▶

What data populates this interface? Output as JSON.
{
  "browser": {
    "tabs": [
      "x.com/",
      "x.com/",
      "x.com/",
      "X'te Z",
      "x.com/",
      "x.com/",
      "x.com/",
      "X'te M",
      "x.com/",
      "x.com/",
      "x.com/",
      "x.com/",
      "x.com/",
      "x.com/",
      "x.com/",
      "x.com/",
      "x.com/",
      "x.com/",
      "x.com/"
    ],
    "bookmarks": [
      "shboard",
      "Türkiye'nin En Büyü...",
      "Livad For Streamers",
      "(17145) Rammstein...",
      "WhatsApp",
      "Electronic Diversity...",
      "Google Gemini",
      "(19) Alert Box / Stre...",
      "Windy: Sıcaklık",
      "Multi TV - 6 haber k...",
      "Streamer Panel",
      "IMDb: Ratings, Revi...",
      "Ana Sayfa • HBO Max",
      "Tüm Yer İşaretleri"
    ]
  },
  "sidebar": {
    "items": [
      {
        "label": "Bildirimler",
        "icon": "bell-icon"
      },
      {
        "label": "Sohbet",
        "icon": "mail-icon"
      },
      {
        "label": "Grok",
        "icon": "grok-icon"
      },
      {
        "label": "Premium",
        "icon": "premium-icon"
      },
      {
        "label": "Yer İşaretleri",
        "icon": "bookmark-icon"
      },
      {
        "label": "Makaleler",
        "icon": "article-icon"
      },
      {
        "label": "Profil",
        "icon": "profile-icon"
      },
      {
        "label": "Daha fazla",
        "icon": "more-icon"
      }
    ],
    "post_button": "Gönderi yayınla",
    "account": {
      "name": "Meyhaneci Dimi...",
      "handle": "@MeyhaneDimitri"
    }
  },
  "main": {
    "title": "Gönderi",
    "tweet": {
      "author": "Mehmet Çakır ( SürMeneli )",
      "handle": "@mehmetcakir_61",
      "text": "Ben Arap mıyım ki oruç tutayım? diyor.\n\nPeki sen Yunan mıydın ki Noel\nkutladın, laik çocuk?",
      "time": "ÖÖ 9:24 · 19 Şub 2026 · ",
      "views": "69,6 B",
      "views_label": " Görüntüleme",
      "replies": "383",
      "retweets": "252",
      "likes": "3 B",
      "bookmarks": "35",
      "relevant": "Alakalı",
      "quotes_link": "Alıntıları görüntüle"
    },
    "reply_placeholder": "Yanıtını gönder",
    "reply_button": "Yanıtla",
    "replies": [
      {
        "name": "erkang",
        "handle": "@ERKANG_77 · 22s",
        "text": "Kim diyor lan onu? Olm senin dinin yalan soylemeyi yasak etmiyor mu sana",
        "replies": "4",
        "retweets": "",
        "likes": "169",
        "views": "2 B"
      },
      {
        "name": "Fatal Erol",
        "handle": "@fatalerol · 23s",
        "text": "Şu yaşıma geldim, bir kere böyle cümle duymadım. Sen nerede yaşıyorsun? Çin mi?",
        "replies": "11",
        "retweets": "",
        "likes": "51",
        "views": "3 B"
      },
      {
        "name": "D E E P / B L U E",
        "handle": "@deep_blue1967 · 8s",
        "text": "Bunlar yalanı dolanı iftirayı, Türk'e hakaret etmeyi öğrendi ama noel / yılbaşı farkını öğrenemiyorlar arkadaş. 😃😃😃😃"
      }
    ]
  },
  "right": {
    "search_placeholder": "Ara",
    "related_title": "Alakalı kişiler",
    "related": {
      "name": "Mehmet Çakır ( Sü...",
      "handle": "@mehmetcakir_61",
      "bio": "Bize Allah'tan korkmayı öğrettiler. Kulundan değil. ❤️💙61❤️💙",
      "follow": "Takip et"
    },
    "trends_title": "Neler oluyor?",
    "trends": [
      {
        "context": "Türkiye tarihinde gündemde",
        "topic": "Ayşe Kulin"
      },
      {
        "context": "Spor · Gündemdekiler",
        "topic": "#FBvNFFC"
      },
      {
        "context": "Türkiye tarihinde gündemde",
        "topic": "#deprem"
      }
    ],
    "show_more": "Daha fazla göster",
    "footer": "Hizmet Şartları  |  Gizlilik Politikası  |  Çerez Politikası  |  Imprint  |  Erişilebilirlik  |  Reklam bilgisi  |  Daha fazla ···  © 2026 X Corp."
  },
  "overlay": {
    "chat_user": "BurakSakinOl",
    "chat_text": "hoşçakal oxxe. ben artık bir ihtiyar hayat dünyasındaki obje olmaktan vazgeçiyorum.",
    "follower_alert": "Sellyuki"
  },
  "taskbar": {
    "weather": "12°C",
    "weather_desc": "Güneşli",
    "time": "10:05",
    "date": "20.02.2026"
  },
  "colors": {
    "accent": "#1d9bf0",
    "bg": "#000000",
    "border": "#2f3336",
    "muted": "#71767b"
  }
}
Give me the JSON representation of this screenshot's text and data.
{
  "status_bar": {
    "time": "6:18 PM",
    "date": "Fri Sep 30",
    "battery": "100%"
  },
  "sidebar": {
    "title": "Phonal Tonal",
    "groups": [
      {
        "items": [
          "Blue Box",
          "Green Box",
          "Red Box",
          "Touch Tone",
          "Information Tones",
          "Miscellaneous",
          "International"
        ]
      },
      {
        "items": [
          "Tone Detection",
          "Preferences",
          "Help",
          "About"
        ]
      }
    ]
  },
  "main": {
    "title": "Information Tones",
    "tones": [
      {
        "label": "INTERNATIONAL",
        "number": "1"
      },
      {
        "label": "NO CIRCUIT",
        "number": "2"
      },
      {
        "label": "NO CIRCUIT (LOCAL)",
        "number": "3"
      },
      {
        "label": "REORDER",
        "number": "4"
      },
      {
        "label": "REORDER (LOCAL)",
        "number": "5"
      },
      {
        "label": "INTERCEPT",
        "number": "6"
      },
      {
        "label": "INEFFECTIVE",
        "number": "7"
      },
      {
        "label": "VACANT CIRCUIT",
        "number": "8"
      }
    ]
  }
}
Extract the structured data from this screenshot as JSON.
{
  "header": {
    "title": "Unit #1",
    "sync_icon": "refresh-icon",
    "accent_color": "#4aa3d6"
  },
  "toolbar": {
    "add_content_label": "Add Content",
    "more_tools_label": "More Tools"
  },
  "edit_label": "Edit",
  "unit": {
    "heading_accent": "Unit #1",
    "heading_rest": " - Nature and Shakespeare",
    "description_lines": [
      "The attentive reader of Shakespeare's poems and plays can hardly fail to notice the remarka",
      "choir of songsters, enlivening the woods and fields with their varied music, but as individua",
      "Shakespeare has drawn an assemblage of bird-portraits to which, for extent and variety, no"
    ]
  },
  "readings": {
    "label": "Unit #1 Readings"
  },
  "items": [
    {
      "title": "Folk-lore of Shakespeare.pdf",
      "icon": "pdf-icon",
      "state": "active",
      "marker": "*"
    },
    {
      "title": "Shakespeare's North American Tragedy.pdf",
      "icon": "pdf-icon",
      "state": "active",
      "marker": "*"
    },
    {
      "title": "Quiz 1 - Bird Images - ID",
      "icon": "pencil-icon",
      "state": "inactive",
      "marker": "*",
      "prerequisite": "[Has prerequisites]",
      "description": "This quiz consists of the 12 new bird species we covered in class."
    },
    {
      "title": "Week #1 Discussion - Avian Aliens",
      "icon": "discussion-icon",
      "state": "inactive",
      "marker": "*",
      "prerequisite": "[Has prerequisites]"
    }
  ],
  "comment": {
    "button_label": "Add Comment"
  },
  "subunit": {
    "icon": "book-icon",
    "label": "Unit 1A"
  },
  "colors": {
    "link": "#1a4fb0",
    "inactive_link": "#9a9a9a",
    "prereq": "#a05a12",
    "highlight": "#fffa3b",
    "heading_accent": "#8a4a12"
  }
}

◀

### What the task asks
Using the data above, reproduce every line exactly.

### Output of the exercise
What data populates this interface? Output as JSON.
{
  "browser": {
    "tabs": [
      "x.com/",
      "x.com/",
      "x.com/",
      "X'te Z",
      "x.com/",
      "x.com/",
      "x.com/",
      "X'te M",
      "x.com/",
      "x.com/",
      "x.com/",
      "x.com/",
      "x.com/",
      "x.com/",
      "x.com/",
      "x.com/",
      "x.com/",
      "x.com/",
      "x.com/"
    ],
    "bookmarks": [
      "shboard",
      "Türkiye'nin En Büyü...",
      "Livad For Streamers",
      "(17145) Rammstein...",
      "WhatsApp",
      "Electronic Diversity...",
      "Google Gemini",
      "(19) Alert Box / Stre...",
      "Windy: Sıcaklık",
      "Multi TV - 6 haber k...",
      "Streamer Panel",
      "IMDb: Ratings, Revi...",
      "Ana Sayfa • HBO Max",
      "Tüm Yer İşaretleri"
    ]
  },
  "sidebar": {
    "items": [
      {
        "label": "Bildirimler",
        "icon": "bell-icon"
      },
      {
        "label": "Sohbet",
        "icon": "mail-icon"
      },
      {
        "label": "Grok",
        "icon": "grok-icon"
      },
      {
        "label": "Premium",
        "icon": "premium-icon"
      },
      {
        "label": "Yer İşaretleri",
        "icon": "bookmark-icon"
      },
      {
        "label": "Makaleler",
        "icon": "article-icon"
      },
      {
        "label": "Profil",
        "icon": "profile-icon"
      },
      {
        "label": "Daha fazla",
        "icon": "more-icon"
      }
    ],
    "post_button": "Gönderi yayınla",
    "account": {
      "name": "Meyhaneci Dimi...",
      "handle": "@MeyhaneDimitri"
    }
  },
  "main": {
    "title": "Gönderi",
    "tweet": {
      "author": "Mehmet Çakır ( SürMeneli )",
      "handle": "@mehmetcakir_61",
      "text": "Ben Arap mıyım ki oruç tutayım? diyor.\n\nPeki sen Yunan mıydın ki Noel\nkutladın, laik çocuk?",
      "time": "ÖÖ 9:24 · 19 Şub 2026 · ",
      "views": "69,6 B",
      "views_label": " Görüntüleme",
      "replies": "383",
      "retweets": "252",
      "likes": "3 B",
      "bookmarks": "35",
      "relevant": "Alakalı",
      "quotes_link": "Alıntıları görüntüle"
    },
    "reply_placeholder": "Yanıtını gönder",
    "reply_button": "Yanıtla",
    "replies": [
      {
        "name": "erkang",
        "handle": "@ERKANG_77 · 22s",
        "text": "Kim diyor lan onu? Olm senin dinin yalan soylemeyi yasak etmiyor mu sana",
        "replies": "4",
        "retweets": "",
        "likes": "169",
        "views": "2 B"
      },
      {
        "name": "Fatal Erol",
        "handle": "@fatalerol · 23s",
        "text": "Şu yaşıma geldim, bir kere böyle cümle duymadım. Sen nerede yaşıyorsun? Çin mi?",
        "replies": "11",
        "retweets": "",
        "likes": "51",
        "views": "3 B"
      },
      {
        "name": "D E E P / B L U E",
        "handle": "@deep_blue1967 · 8s",
        "text": "Bunlar yalanı dolanı iftirayı, Türk'e hakaret etmeyi öğrendi ama noel / yılbaşı farkını öğrenemiyorlar arkadaş. 😃😃😃😃"
      }
    ]
  },
  "right": {
    "search_placeholder": "Ara",
    "related_title": "Alakalı kişiler",
    "related": {
      "name": "Mehmet Çakır ( Sü...",
      "handle": "@mehmetcakir_61",
      "bio": "Bize Allah'tan korkmayı öğrettiler. Kulundan değil. ❤️💙61❤️💙",
      "follow": "Takip et"
    },
    "trends_title": "Neler oluyor?",
    "trends": [
      {
        "context": "Türkiye tarihinde gündemde",
        "topic": "Ayşe Kulin"
      },
      {
        "context": "Spor · Gündemdekiler",
        "topic": "#FBvNFFC"
      },
      {
        "context": "Türkiye tarihinde gündemde",
        "topic": "#deprem"
      }
    ],
    "show_more": "Daha fazla göster",
    "footer": "Hizmet Şartları  |  Gizlilik Politikası  |  Çerez Politikası  |  Imprint  |  Erişilebilirlik  |  Reklam bilgisi  |  Daha fazla ···  © 2026 X Corp."
  },
  "overlay": {
    "chat_user": "BurakSakinOl",
    "chat_text": "hoşçakal oxxe. ben artık bir ihtiyar hayat dünyasındaki obje olmaktan vazgeçiyorum.",
    "follower_alert": "Sellyuki"
  },
  "taskbar": {
    "weather": "12°C",
    "weather_desc": "Güneşli",
    "time": "10:05",
    "date": "20.02.2026"
  },
  "colors": {
    "accent": "#1d9bf0",
    "bg": "#000000",
    "border": "#2f3336",
    "muted": "#71767b"
  }
}
Give me the JSON representation of this screenshot's text and data.
{
  "status_bar": {
    "time": "6:18 PM",
    "date": "Fri Sep 30",
    "battery": "100%"
  },
  "sidebar": {
    "title": "Phonal Tonal",
    "groups": [
      {
        "items": [
          "Blue Box",
          "Green Box",
          "Red Box",
          "Touch Tone",
          "Information Tones",
          "Miscellaneous",
          "International"
        ]
      },
      {
        "items": [
          "Tone Detection",
          "Preferences",
          "Help",
          "About"
        ]
      }
    ]
  },
  "main": {
    "title": "Information Tones",
    "tones": [
      {
        "label": "INTERNATIONAL",
        "number": "1"
      },
      {
        "label": "NO CIRCUIT",
        "number": "2"
      },
      {
        "label": "NO CIRCUIT (LOCAL)",
        "number": "3"
      },
      {
        "label": "REORDER",
        "number": "4"
      },
      {
        "label": "REORDER (LOCAL)",
        "number": "5"
      },
      {
        "label": "INTERCEPT",
        "number": "6"
      },
      {
        "label": "INEFFECTIVE",
        "number": "7"
      },
      {
        "label": "VACANT CIRCUIT",
        "number": "8"
      }
    ]
  }
}
Extract the structured data from this screenshot as JSON.
{
  "header": {
    "title": "Unit #1",
    "sync_icon": "refresh-icon",
    "accent_color": "#4aa3d6"
  },
  "toolbar": {
    "add_content_label": "Add Content",
    "more_tools_label": "More Tools"
  },
  "edit_label": "Edit",
  "unit": {
    "heading_accent": "Unit #1",
    "heading_rest": " - Nature and Shakespeare",
    "description_lines": [
      "The attentive reader of Shakespeare's poems and plays can hardly fail to notice the remarka",
      "choir of songsters, enlivening the woods and fields with their varied music, but as individua",
      "Shakespeare has drawn an assemblage of bird-portraits to which, for extent and variety, no"
    ]
  },
  "readings": {
    "label": "Unit #1 Readings"
  },
  "items": [
    {
      "title": "Folk-lore of Shakespeare.pdf",
      "icon": "pdf-icon",
      "state": "active",
      "marker": "*"
    },
    {
      "title": "Shakespeare's North American Tragedy.pdf",
      "icon": "pdf-icon",
      "state": "active",
      "marker": "*"
    },
    {
      "title": "Quiz 1 - Bird Images - ID",
      "icon": "pencil-icon",
      "state": "inactive",
      "marker": "*",
      "prerequisite": "[Has prerequisites]",
      "description": "This quiz consists of the 12 new bird species we covered in class."
    },
    {
      "title": "Week #1 Discussion - Avian Aliens",
      "icon": "discussion-icon",
      "state": "inactive",
      "marker": "*",
      "prerequisite": "[Has prerequisites]"
    }
  ],
  "comment": {
    "button_label": "Add Comment"
  },
  "subunit": {
    "icon": "book-icon",
    "label": "Unit 1A"
  },
  "colors": {
    "link": "#1a4fb0",
    "inactive_link": "#9a9a9a",
    "prereq": "#a05a12",
    "highlight": "#fffa3b",
    "heading_accent": "#8a4a12"
  }
}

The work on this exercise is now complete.